──────── Data for the task ────────

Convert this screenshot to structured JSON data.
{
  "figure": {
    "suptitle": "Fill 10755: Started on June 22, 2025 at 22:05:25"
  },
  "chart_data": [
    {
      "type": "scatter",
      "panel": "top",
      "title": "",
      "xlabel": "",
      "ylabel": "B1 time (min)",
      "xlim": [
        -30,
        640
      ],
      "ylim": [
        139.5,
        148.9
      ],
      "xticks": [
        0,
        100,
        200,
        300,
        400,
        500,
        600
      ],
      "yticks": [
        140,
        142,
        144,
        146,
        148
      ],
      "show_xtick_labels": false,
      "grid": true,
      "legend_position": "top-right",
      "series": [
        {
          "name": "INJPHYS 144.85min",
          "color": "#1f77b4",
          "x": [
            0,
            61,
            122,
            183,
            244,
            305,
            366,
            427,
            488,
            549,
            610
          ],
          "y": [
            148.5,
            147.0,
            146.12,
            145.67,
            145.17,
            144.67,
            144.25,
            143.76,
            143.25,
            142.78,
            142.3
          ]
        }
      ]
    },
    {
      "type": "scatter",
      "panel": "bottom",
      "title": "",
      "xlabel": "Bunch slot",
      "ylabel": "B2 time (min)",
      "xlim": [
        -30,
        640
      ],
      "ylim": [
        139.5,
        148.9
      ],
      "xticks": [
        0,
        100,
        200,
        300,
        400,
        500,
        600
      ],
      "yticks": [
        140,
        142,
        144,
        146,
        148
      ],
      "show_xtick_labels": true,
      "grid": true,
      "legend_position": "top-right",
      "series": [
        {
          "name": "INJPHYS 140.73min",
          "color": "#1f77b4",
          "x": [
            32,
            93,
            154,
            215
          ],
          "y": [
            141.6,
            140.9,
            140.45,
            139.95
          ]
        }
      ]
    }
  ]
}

────────
──────── Data for the task ────────

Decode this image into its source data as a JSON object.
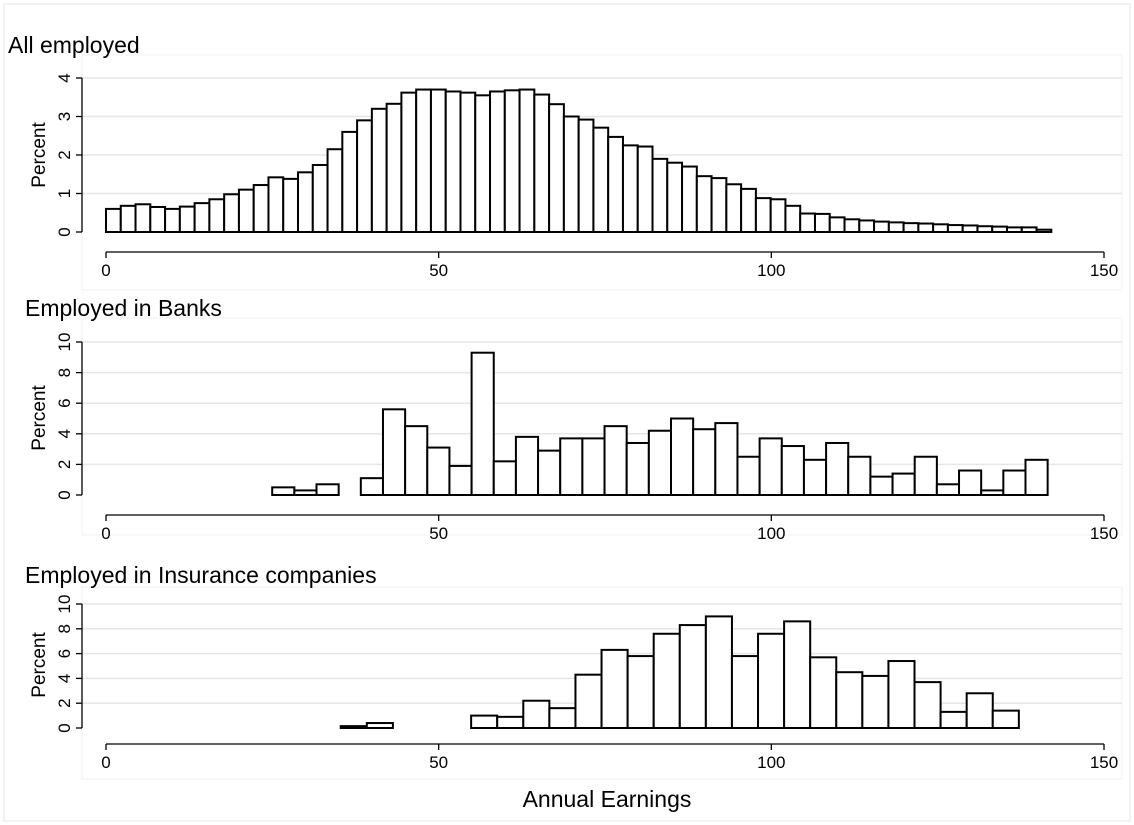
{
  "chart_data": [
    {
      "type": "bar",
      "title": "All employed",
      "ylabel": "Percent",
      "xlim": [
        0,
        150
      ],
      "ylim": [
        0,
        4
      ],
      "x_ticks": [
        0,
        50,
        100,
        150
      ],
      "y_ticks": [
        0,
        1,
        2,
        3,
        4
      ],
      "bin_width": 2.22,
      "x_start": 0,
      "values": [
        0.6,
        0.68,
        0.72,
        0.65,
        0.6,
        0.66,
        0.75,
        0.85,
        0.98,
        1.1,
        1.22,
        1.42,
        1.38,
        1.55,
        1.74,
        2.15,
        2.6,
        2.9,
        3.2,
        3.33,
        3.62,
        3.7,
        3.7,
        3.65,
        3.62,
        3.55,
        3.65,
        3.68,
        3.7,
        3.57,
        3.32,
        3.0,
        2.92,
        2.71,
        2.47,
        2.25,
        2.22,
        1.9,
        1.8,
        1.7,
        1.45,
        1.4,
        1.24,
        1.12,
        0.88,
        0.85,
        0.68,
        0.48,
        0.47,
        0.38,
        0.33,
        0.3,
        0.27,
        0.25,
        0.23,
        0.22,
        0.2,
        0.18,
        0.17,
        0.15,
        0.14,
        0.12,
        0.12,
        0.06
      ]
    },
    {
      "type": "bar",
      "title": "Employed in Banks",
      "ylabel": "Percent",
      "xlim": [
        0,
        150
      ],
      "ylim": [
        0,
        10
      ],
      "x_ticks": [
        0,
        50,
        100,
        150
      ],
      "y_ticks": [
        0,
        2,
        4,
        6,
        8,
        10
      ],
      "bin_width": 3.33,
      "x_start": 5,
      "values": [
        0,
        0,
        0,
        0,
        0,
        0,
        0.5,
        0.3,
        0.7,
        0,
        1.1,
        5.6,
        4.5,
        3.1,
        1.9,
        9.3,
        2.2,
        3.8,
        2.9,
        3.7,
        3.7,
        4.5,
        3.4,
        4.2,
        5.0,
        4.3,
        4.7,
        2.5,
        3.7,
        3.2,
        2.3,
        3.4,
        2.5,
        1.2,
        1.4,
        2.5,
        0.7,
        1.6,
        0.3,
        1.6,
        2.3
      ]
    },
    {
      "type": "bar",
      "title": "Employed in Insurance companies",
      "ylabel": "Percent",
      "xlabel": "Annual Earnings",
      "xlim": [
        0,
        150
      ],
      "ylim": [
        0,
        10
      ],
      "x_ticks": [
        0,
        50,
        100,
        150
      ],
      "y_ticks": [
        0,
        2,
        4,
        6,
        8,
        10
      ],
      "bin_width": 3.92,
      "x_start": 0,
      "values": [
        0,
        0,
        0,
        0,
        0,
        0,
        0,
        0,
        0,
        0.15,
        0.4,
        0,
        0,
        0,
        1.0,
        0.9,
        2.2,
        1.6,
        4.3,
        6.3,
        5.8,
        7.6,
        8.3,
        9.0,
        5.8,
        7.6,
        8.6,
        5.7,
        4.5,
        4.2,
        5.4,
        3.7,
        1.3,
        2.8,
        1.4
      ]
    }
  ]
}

────────
──────── Data for the task ────────

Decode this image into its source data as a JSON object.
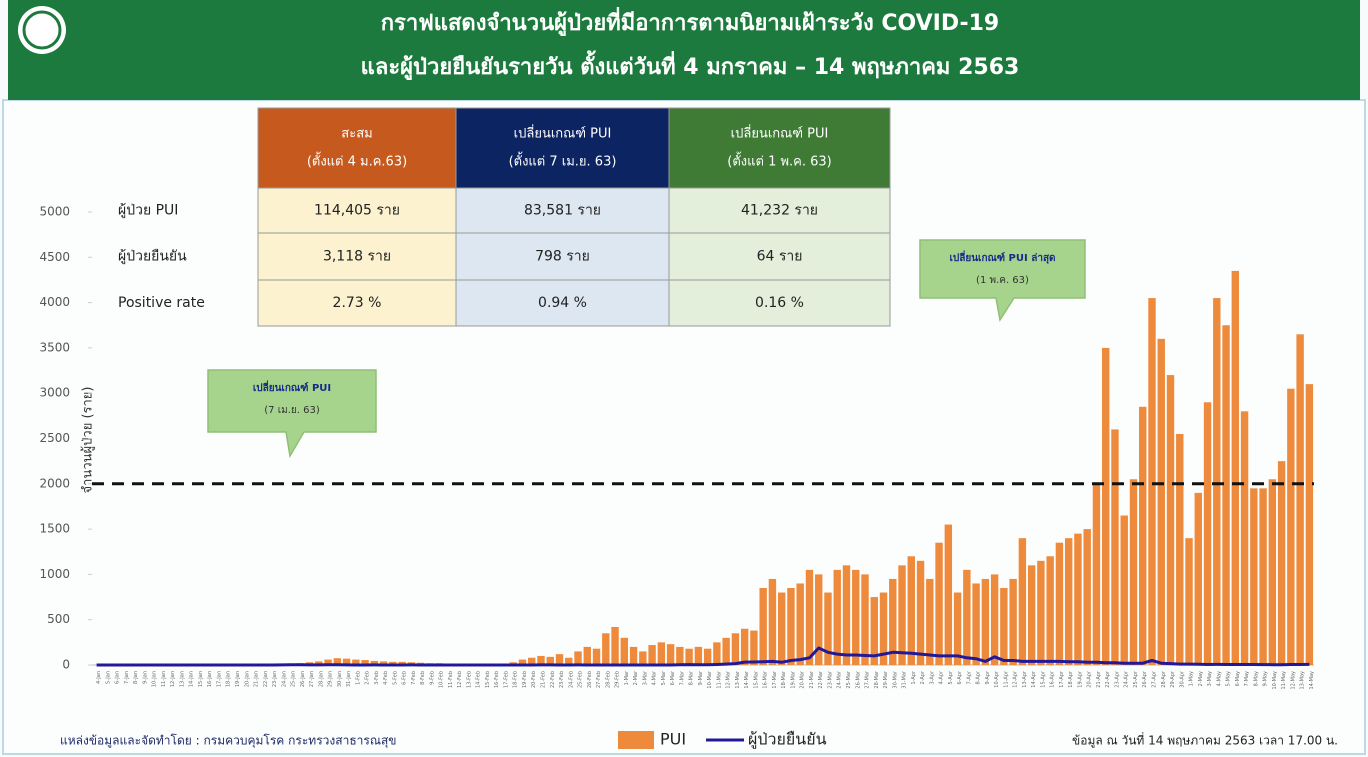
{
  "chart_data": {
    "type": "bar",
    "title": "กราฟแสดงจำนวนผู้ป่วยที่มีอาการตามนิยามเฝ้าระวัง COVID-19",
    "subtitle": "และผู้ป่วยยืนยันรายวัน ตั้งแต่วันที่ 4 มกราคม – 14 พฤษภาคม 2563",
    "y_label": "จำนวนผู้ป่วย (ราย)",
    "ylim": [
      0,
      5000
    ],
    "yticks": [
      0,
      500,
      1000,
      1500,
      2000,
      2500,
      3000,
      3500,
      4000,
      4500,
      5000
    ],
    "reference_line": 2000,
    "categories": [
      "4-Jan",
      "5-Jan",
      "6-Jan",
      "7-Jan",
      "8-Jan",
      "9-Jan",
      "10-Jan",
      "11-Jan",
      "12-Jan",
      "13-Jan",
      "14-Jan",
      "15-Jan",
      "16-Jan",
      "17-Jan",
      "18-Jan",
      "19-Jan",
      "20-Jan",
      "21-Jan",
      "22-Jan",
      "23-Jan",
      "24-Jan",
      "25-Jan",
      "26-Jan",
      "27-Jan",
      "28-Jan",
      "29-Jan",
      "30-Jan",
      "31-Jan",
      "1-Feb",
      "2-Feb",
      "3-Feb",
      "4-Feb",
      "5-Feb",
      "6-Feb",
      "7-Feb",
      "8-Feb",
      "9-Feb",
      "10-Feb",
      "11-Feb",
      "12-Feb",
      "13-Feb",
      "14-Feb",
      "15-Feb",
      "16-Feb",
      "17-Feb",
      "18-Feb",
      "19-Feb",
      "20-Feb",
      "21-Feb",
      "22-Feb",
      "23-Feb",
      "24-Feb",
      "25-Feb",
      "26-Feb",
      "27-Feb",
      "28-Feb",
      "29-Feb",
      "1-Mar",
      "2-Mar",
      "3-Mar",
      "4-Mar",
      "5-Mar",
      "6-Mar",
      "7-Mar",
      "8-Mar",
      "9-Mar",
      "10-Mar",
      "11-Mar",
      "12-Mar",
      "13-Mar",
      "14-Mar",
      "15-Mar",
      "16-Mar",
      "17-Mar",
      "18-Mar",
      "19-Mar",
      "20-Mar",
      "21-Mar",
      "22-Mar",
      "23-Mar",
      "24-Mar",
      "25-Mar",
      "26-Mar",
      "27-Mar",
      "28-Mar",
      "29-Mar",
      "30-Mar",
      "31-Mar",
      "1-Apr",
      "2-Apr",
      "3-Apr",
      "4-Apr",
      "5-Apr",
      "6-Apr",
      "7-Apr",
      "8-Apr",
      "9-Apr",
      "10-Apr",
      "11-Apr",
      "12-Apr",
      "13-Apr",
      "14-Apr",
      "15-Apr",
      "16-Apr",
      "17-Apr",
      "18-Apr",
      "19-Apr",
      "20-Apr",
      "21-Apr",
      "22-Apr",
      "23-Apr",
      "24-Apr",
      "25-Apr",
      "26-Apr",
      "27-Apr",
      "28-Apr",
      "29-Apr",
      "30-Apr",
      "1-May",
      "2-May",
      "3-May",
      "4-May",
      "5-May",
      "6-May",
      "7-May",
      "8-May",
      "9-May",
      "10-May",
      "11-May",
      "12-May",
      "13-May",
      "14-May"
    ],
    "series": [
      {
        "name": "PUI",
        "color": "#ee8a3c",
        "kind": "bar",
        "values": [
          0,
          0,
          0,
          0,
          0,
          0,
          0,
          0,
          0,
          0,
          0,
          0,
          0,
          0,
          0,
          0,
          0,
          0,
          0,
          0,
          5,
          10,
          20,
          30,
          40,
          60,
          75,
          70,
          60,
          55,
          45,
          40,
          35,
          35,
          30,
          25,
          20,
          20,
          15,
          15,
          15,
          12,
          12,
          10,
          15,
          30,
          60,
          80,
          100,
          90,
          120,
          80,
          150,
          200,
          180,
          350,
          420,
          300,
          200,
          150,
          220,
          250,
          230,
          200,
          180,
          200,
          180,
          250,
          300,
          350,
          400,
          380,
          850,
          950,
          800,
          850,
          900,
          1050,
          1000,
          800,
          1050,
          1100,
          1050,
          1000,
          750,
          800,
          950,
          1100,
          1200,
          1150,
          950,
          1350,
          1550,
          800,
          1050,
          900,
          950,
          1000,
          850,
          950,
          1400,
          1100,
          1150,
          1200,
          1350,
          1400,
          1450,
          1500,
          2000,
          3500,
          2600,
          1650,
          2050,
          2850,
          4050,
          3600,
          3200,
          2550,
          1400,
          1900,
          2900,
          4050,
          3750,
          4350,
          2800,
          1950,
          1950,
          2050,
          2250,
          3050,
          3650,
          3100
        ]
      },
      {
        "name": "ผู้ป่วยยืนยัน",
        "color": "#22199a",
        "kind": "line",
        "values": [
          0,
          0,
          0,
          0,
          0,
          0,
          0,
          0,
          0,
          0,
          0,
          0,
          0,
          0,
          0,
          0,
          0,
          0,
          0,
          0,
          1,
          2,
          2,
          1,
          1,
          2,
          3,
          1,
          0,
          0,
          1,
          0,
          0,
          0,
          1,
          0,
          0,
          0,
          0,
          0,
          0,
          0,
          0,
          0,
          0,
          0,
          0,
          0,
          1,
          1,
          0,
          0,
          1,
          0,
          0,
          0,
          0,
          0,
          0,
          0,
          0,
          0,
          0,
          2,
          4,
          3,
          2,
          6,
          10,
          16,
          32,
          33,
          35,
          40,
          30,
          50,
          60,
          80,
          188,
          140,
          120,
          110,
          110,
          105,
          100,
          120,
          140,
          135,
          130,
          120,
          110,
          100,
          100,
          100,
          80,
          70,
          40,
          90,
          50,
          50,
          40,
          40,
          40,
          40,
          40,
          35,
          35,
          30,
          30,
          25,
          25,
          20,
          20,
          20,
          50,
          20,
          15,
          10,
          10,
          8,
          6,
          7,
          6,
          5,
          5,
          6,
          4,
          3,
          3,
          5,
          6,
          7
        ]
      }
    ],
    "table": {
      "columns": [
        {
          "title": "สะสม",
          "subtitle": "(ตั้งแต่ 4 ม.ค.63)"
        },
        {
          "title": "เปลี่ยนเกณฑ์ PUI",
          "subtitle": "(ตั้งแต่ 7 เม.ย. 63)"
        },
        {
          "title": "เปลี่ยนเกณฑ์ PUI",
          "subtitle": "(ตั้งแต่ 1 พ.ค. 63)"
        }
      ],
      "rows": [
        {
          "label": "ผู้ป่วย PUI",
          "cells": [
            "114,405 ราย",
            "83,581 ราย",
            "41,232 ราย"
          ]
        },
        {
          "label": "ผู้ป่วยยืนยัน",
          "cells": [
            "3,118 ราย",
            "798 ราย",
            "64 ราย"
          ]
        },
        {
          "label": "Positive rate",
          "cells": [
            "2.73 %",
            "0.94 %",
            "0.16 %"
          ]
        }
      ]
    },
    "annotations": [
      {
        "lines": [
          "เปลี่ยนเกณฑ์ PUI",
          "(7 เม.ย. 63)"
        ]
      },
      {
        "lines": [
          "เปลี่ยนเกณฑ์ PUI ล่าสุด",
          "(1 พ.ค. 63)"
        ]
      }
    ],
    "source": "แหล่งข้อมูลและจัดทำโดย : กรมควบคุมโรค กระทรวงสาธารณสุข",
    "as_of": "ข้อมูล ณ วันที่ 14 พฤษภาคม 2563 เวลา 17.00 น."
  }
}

────────

→ Brief:
Locate the lines above that hold the word "INJPHYS". Show every one of them.

→ Output of the exercise:
          "name": "INJPHYS 144.85min",
          "name": "INJPHYS 140.73min",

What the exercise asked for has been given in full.